**GIVEN EXERCISE:** Find the word "background" in the records below. List each line containing it.

**DATA SHOWN:**
⟨
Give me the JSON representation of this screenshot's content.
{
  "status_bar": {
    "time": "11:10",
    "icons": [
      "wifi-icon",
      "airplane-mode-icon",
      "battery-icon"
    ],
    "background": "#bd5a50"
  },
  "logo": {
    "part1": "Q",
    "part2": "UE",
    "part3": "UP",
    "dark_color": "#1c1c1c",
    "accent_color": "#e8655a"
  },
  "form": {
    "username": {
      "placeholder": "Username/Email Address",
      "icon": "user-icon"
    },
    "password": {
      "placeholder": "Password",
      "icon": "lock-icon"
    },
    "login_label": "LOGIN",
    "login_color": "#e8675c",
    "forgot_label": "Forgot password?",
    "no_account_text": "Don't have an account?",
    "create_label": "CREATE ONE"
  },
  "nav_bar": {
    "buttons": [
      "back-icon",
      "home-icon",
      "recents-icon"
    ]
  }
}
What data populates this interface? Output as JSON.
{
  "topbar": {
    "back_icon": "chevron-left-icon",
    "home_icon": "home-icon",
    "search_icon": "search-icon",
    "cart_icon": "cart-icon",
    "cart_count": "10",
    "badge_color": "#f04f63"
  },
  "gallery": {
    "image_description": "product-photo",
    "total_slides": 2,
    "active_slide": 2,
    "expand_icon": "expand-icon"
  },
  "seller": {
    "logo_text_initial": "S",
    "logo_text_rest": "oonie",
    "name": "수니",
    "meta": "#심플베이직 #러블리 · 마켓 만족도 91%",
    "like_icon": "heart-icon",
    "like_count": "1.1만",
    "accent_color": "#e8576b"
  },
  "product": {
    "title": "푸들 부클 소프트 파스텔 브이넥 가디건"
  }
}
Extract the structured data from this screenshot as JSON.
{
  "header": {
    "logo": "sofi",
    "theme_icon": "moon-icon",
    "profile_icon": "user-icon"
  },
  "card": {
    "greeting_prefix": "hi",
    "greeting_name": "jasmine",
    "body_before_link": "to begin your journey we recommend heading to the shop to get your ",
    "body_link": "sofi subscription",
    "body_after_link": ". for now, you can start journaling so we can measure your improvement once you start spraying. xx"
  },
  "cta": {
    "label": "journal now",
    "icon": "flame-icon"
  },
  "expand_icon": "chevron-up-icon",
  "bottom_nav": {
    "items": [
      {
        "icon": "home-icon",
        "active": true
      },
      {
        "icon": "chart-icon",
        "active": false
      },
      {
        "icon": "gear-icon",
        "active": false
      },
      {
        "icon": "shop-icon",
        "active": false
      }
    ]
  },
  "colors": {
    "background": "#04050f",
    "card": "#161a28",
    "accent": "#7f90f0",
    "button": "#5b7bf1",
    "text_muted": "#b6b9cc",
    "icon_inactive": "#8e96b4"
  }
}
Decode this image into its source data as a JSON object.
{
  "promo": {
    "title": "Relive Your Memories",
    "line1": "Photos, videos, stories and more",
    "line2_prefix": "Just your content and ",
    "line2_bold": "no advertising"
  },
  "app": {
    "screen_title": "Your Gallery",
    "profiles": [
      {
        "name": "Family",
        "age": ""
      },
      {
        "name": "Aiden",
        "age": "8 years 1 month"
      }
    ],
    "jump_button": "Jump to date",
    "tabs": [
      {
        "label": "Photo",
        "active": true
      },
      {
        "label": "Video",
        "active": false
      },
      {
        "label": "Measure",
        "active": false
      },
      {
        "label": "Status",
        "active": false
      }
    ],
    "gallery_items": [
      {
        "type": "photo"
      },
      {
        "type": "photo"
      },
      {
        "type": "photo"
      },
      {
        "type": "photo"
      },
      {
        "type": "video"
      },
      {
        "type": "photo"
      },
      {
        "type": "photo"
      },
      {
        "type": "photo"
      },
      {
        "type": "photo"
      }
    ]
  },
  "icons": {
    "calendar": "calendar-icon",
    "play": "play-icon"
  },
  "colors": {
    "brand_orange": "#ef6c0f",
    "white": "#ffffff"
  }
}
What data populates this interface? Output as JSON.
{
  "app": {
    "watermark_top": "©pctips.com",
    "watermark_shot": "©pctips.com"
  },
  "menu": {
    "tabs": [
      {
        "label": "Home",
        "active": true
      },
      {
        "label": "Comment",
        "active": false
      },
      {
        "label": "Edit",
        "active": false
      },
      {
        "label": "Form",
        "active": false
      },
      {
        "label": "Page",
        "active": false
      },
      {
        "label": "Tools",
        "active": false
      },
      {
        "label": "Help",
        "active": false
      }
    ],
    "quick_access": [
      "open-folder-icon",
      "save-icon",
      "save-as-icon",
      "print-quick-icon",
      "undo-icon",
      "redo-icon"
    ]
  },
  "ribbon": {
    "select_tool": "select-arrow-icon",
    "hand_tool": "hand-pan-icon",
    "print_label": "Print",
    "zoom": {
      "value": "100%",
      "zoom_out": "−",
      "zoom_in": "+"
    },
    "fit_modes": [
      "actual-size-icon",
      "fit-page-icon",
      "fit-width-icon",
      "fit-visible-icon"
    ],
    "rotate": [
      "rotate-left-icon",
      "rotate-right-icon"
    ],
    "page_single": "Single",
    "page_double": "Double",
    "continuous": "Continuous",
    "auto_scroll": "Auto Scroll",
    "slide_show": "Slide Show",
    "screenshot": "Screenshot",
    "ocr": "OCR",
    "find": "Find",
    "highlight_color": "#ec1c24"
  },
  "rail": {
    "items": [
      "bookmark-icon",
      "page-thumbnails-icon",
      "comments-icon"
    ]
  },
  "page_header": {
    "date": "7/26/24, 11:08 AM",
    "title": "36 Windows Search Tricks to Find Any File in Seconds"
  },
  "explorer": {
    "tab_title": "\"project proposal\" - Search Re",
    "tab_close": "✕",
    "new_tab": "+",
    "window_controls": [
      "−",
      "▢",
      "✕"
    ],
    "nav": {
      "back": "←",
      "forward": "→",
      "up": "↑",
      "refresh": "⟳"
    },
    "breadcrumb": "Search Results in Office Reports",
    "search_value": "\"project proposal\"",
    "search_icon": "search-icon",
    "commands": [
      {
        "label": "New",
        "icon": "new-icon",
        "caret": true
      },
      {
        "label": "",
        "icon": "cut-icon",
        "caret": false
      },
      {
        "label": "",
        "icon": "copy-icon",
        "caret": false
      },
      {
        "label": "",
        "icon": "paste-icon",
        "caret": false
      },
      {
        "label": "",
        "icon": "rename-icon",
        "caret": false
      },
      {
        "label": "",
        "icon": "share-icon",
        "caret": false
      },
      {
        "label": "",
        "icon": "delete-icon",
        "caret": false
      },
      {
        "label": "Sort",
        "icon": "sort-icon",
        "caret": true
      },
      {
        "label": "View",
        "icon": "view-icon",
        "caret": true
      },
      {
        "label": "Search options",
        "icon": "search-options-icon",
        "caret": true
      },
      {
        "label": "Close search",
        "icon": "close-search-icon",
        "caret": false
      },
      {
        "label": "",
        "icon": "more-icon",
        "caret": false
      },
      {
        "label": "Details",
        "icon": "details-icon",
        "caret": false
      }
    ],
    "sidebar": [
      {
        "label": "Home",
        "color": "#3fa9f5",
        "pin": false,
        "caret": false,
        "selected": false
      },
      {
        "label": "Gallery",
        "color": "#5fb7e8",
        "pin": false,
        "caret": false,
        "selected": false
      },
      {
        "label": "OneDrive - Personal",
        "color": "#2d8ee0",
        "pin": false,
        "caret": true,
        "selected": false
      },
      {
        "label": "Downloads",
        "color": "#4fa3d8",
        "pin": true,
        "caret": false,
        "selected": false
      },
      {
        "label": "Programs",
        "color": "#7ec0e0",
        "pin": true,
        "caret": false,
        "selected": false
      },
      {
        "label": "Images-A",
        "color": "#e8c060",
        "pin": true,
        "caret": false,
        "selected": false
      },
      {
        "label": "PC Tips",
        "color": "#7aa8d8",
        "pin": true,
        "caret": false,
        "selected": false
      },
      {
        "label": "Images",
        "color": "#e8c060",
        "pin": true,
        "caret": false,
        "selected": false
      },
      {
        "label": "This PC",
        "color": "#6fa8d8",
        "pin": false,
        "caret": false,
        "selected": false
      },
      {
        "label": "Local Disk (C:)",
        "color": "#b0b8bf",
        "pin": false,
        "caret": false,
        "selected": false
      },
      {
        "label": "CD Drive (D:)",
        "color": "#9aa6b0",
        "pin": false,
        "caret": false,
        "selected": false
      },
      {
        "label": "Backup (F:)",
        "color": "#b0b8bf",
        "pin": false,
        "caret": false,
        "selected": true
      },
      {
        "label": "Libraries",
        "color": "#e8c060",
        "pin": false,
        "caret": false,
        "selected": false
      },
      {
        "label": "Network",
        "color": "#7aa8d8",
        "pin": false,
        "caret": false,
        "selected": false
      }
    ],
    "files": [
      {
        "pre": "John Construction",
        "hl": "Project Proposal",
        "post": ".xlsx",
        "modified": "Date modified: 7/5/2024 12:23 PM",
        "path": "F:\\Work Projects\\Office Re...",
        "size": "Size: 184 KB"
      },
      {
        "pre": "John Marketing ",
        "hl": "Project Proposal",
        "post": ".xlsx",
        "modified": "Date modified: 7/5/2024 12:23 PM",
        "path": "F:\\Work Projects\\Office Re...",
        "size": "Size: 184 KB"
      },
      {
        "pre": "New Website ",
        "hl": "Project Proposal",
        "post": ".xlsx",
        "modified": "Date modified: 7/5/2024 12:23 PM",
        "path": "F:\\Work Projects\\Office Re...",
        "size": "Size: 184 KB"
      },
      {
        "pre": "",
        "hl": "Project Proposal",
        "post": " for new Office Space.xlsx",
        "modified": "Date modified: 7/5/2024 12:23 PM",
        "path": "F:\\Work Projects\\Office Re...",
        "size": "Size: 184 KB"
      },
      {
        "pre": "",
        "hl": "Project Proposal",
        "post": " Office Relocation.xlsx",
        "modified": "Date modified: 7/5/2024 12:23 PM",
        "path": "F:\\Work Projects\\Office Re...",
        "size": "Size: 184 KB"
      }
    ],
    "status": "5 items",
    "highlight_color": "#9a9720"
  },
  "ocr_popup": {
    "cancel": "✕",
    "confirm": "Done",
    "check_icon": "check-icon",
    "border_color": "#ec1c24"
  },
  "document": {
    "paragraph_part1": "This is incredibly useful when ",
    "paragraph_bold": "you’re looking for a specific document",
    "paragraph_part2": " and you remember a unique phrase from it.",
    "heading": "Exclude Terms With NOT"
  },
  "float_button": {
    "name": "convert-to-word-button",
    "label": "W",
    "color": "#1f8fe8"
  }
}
⟩
**RESPONSE:**
    "background": "#bd5a50"
    "background": "#04050f",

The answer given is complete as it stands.